■ STORED ROWS:
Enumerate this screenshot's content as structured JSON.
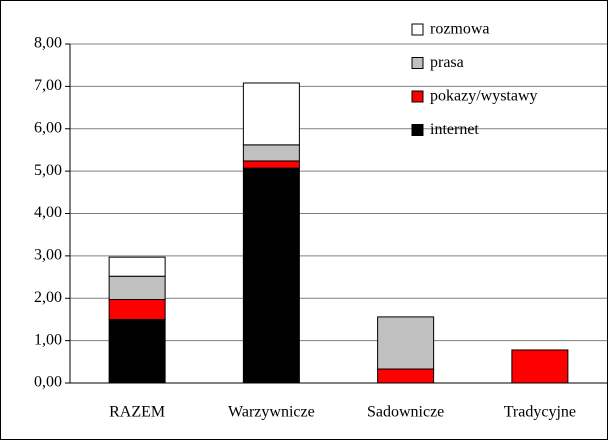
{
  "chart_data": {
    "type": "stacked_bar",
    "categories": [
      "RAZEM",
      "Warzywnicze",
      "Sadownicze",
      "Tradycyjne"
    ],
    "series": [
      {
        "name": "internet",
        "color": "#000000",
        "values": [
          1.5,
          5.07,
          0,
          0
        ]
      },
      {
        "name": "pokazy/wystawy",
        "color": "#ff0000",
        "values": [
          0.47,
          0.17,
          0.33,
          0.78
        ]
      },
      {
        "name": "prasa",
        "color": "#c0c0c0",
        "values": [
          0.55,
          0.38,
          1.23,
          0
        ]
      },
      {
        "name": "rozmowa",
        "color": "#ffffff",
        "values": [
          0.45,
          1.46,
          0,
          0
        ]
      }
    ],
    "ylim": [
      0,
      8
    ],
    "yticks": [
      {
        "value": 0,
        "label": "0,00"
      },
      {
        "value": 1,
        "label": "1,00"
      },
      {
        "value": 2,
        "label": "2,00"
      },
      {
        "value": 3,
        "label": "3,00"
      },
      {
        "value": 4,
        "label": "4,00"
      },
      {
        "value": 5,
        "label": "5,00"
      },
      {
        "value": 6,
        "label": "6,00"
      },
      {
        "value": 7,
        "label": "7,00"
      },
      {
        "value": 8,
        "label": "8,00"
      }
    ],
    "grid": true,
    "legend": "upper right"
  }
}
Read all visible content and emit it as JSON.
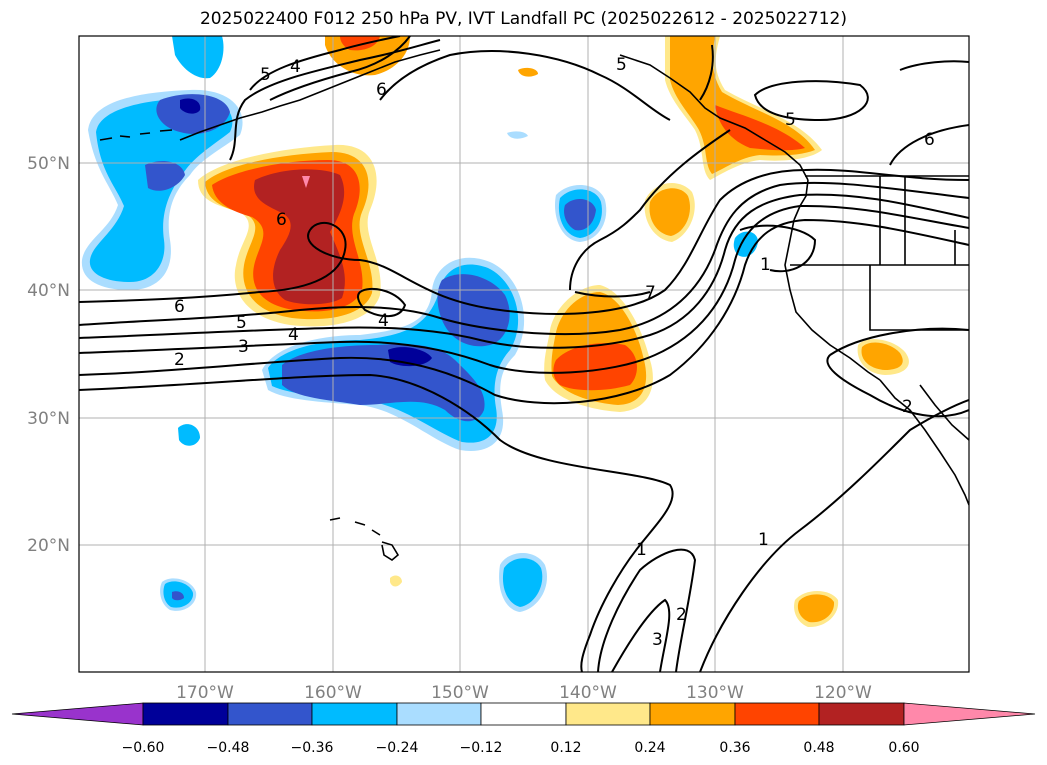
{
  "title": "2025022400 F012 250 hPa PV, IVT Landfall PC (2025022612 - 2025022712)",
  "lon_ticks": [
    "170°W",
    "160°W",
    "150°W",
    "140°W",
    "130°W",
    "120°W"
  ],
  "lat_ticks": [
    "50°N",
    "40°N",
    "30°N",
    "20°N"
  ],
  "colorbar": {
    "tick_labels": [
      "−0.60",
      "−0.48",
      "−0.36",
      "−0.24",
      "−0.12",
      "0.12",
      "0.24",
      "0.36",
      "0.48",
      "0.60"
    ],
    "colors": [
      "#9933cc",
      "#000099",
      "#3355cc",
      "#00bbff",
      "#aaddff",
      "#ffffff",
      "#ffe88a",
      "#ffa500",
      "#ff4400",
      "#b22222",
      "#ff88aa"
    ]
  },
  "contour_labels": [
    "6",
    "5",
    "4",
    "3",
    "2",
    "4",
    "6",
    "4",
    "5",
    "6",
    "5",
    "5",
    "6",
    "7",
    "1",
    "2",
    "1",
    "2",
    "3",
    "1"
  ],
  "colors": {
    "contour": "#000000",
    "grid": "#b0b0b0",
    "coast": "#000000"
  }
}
==
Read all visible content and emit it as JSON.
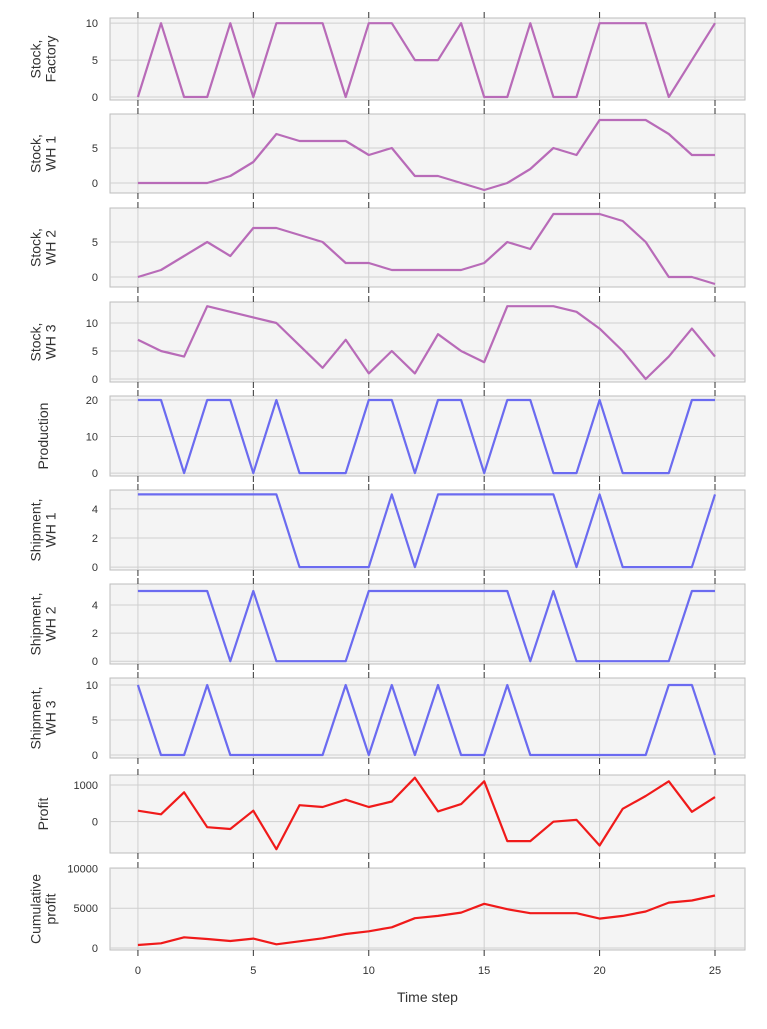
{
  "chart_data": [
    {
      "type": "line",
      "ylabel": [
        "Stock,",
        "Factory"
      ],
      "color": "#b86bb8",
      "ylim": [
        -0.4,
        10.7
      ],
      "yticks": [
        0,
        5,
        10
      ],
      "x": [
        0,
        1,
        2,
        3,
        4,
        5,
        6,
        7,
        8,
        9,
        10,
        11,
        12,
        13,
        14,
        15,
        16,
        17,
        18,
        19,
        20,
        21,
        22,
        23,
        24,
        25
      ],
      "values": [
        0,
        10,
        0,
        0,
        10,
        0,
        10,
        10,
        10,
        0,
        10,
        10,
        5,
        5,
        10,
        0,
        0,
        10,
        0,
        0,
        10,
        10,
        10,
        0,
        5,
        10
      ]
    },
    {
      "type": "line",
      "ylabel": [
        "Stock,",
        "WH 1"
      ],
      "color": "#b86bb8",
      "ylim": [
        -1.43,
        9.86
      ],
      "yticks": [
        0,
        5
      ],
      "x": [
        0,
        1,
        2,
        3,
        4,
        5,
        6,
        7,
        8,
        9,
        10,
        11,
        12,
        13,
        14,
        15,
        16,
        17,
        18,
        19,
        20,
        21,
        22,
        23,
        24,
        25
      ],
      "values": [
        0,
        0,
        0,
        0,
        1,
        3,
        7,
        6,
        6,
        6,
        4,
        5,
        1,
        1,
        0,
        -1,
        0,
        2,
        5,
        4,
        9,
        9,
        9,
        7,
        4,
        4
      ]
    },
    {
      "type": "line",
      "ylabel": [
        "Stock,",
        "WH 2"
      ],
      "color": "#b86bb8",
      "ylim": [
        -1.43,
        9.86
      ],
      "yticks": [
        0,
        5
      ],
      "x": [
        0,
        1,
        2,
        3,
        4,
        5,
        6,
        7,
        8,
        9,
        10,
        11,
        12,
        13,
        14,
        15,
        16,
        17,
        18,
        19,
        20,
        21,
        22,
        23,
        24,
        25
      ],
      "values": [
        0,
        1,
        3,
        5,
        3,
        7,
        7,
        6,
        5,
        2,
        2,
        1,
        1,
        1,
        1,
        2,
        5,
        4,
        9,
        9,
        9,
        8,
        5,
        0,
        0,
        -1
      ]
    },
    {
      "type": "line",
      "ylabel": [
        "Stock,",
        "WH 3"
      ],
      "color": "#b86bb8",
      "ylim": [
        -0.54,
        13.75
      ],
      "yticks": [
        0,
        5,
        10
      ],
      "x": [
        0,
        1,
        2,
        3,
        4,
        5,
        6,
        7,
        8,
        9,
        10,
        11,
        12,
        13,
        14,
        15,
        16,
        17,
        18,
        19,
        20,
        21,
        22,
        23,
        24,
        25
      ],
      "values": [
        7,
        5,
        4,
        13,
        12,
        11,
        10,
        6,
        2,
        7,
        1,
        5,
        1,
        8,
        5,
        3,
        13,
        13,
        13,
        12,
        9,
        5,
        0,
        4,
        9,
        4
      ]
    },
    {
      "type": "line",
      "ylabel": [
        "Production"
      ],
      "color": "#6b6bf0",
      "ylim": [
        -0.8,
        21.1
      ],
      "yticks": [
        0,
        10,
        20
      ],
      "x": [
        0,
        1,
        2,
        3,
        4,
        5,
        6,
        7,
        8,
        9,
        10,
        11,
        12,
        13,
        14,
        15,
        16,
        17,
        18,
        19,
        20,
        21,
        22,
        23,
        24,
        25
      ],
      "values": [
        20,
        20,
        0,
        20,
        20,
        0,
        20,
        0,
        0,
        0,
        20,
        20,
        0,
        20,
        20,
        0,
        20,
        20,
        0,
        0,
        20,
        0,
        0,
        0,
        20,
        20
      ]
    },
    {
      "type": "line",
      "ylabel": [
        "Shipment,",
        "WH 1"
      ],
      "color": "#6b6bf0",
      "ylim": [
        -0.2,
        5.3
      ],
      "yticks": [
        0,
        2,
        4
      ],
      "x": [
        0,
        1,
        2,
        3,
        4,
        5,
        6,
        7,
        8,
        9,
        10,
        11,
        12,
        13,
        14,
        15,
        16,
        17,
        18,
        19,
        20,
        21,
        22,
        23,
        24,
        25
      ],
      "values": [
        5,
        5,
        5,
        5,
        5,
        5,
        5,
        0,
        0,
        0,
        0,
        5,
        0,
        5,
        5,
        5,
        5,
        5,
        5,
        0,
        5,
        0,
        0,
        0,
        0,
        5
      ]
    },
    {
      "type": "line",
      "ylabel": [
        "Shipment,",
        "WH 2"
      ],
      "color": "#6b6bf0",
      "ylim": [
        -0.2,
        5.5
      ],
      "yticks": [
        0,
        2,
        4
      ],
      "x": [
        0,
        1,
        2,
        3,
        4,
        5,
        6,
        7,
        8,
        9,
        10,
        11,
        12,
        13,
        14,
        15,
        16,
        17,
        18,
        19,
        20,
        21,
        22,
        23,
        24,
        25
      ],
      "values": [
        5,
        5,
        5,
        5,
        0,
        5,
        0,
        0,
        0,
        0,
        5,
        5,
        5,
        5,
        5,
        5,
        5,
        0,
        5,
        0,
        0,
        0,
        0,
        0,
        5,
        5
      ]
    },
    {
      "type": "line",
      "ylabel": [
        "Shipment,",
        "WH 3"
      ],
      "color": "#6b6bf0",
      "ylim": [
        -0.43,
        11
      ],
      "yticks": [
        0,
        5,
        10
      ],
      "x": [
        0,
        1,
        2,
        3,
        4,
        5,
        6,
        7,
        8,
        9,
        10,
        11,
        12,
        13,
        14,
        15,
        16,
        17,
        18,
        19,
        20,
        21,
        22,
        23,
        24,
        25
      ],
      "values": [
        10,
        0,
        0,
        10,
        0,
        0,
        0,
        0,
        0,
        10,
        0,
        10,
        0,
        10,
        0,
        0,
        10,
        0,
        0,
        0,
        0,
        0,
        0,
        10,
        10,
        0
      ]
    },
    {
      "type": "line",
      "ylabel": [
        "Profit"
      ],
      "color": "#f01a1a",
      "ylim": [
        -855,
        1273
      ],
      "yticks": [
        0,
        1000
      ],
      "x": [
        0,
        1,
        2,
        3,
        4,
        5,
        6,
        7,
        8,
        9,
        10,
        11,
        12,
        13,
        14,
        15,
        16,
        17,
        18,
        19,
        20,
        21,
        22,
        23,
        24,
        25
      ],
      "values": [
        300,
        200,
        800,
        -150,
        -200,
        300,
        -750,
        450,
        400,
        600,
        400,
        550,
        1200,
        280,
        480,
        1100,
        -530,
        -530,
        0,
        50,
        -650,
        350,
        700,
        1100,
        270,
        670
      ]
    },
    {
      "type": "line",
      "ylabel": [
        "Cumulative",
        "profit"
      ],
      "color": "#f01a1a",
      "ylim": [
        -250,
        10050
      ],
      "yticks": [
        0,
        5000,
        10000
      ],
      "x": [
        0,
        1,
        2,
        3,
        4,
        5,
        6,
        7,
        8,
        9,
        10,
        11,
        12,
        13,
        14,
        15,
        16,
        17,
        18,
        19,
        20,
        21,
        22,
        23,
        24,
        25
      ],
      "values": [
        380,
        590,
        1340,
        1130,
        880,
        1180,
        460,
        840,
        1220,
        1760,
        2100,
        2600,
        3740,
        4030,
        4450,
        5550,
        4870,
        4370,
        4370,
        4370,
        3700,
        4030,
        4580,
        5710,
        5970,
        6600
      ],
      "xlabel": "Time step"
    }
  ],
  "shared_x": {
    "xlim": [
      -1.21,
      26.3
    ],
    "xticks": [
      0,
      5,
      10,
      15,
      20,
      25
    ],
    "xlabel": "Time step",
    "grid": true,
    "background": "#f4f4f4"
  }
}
--
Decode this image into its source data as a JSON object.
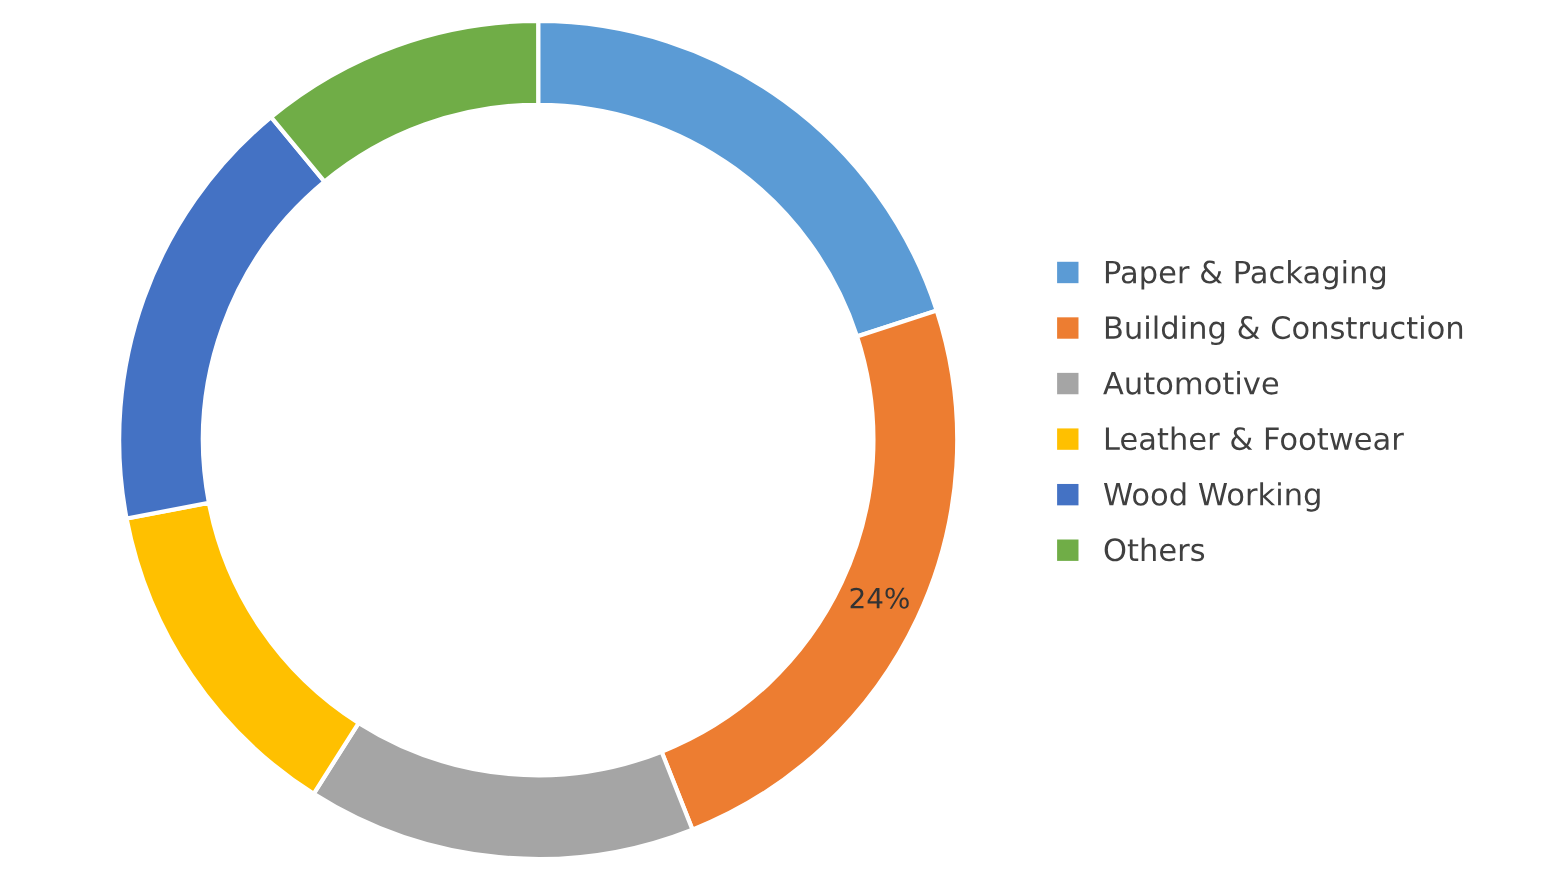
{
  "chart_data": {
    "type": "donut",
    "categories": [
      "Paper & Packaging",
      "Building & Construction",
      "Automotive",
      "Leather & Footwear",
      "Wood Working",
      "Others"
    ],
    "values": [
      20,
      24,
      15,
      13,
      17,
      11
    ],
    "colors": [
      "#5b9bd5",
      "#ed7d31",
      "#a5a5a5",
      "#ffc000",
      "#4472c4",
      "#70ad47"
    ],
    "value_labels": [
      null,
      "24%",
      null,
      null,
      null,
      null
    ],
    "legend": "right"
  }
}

■ REQUIRED TASK: Locate all lines that include the word "this" and copy them out.

■ COMPLETE RESPONSE:
Enumerate this screenshot's content as structured JSON.
Decode this image into its source data as a JSON object.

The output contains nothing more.